>>>>>

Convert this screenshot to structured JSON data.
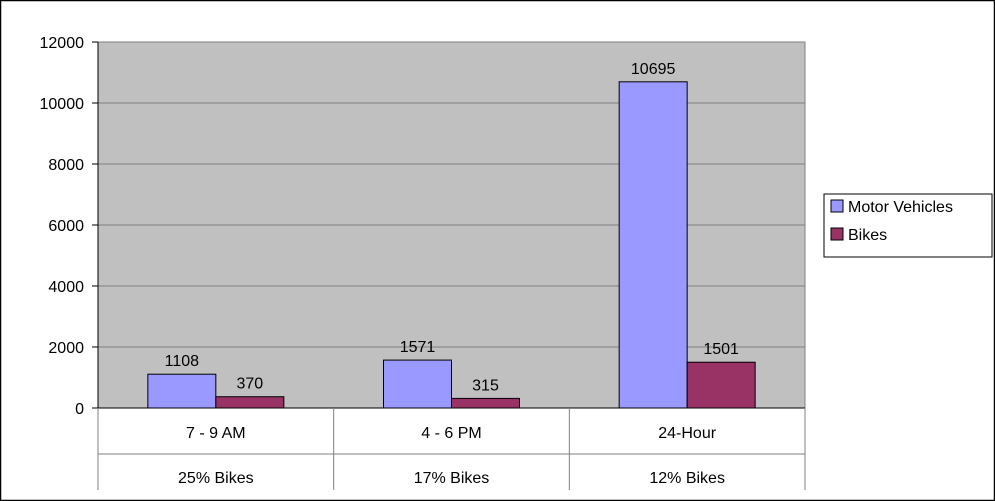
{
  "chart_data": {
    "type": "bar",
    "categories": [
      "7 - 9 AM",
      "4 - 6 PM",
      "24-Hour"
    ],
    "category_sublabels": [
      "25% Bikes",
      "17% Bikes",
      "12% Bikes"
    ],
    "series": [
      {
        "name": "Motor Vehicles",
        "values": [
          1108,
          1571,
          10695
        ],
        "color": "#9999ff"
      },
      {
        "name": "Bikes",
        "values": [
          370,
          315,
          1501
        ],
        "color": "#993366"
      }
    ],
    "data_labels": true,
    "ylim": [
      0,
      12000
    ],
    "yticks": [
      0,
      2000,
      4000,
      6000,
      8000,
      10000,
      12000
    ],
    "grid": true,
    "legend": "right",
    "plot_background": "#c0c0c0"
  }
}
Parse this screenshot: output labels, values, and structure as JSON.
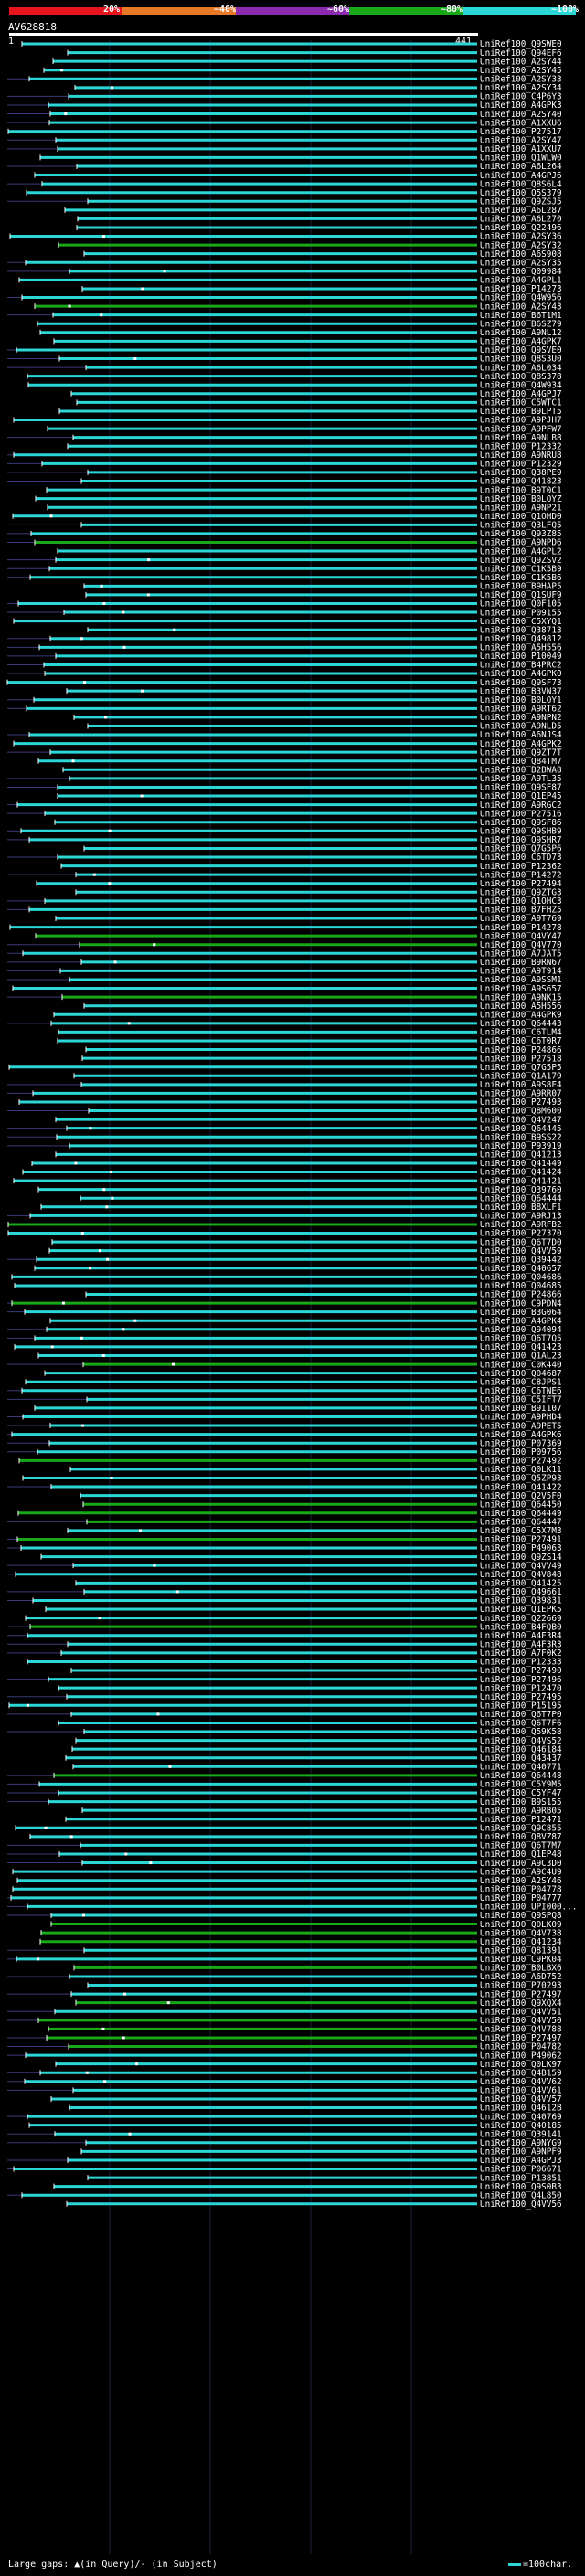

<<<<<

**Task to carry out**
Transcribe every entry word for word, but omit the pictures.

**Exercise result**
Convert this screenshot to structured JSON data.
{
  "chart_data": {
    "type": "bar",
    "categories": [
      "7 - 9 AM",
      "4 - 6 PM",
      "24-Hour"
    ],
    "category_sublabels": [
      "25% Bikes",
      "17% Bikes",
      "12% Bikes"
    ],
    "series": [
      {
        "name": "Motor Vehicles",
        "values": [
          1108,
          1571,
          10695
        ],
        "color": "#9999ff"
      },
      {
        "name": "Bikes",
        "values": [
          370,
          315,
          1501
        ],
        "color": "#993366"
      }
    ],
    "data_labels": true,
    "ylim": [
      0,
      12000
    ],
    "yticks": [
      0,
      2000,
      4000,
      6000,
      8000,
      10000,
      12000
    ],
    "grid": true,
    "legend": "right",
    "plot_background": "#c0c0c0"
  }
}
Parse this screenshot: output labels, values, and structure as JSON.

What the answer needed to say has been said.